(A run of records)
-=-=-

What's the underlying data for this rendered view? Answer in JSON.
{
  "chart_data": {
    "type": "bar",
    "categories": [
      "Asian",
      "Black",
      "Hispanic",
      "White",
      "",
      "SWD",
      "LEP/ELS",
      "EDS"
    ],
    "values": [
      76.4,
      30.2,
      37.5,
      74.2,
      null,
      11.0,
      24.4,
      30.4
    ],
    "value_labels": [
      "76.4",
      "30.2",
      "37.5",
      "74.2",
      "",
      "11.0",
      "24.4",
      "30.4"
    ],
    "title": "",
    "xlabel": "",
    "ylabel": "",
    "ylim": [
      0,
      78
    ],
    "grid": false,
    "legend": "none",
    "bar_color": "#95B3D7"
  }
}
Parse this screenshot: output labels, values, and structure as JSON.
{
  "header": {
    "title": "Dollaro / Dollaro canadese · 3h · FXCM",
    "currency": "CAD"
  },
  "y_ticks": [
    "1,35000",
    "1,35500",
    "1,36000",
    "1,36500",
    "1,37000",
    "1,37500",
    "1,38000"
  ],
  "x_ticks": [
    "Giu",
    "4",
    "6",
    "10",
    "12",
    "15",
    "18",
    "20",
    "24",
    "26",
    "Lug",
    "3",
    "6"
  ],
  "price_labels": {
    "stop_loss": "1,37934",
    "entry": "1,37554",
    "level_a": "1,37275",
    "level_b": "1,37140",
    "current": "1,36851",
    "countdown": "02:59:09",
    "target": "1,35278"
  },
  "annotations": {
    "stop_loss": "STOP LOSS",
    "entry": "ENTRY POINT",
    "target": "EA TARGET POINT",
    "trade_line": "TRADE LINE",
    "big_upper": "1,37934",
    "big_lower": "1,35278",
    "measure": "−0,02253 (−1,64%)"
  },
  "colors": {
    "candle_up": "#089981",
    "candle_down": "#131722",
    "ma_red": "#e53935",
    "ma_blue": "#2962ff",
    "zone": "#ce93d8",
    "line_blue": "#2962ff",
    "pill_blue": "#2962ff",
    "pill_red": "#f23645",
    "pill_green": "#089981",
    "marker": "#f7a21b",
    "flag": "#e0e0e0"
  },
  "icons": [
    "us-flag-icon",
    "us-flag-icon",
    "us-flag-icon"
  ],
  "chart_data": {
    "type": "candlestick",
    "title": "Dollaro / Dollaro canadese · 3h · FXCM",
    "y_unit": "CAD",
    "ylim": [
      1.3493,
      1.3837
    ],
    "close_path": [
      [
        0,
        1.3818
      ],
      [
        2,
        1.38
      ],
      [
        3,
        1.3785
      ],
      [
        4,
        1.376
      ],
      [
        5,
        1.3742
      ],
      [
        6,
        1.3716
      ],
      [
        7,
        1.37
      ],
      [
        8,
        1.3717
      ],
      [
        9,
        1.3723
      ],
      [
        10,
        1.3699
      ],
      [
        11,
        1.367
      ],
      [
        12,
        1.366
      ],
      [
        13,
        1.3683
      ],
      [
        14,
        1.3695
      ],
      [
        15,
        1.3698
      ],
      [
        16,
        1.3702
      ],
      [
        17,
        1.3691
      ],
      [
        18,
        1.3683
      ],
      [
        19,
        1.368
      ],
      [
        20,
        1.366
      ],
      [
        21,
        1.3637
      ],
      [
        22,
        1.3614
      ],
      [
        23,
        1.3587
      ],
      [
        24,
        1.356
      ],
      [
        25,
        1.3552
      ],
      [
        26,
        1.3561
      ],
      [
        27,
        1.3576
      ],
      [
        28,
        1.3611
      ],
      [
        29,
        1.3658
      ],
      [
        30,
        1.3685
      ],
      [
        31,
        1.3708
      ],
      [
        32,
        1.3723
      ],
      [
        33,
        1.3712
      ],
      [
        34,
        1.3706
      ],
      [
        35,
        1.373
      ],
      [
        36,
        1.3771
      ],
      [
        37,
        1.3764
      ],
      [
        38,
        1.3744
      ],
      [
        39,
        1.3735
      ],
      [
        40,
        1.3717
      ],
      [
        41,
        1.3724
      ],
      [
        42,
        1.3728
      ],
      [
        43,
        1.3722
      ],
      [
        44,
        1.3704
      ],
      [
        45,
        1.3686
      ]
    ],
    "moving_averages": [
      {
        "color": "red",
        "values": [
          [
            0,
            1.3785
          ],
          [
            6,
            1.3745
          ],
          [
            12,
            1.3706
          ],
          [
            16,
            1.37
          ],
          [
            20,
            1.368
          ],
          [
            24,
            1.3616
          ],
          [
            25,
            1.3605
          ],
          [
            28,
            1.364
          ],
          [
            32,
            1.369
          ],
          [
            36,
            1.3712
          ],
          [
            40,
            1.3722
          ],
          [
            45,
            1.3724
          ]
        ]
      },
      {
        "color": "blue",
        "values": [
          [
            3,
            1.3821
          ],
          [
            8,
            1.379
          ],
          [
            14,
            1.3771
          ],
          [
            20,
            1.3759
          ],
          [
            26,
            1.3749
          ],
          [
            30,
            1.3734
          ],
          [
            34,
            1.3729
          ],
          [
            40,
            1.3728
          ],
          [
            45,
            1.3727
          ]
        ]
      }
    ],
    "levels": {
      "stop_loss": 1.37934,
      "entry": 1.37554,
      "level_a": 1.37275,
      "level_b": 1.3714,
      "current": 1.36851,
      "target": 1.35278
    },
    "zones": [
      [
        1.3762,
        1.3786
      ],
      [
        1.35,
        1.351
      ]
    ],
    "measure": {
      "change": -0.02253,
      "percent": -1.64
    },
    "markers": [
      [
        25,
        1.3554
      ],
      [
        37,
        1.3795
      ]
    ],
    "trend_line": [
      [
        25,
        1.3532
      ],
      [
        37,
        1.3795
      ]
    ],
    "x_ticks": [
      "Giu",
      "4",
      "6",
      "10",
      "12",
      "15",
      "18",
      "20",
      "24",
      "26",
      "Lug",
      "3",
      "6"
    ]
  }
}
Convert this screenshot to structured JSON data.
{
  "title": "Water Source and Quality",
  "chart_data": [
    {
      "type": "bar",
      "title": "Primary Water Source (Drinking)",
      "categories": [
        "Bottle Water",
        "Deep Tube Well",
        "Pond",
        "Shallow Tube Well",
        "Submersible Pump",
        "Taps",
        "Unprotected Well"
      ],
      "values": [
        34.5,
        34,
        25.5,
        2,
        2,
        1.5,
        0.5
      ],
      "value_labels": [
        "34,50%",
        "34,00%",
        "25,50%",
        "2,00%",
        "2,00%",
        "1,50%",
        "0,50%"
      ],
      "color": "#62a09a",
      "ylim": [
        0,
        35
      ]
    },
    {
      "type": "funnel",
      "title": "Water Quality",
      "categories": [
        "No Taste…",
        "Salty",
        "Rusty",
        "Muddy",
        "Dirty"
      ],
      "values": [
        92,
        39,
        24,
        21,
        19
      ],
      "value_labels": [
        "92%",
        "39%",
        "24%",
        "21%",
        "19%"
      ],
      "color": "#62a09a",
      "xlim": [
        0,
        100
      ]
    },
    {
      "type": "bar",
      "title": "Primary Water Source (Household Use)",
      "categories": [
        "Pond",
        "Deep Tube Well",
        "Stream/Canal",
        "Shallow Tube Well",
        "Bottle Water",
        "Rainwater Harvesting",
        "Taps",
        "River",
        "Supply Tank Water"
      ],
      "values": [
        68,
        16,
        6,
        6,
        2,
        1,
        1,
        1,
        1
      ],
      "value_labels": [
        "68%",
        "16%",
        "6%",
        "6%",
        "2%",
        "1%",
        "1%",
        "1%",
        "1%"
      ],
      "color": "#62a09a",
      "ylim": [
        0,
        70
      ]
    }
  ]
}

-=-=-

Required task: Report only a number: how many lines in the material above contain the string "Primary".

Finished answer: 2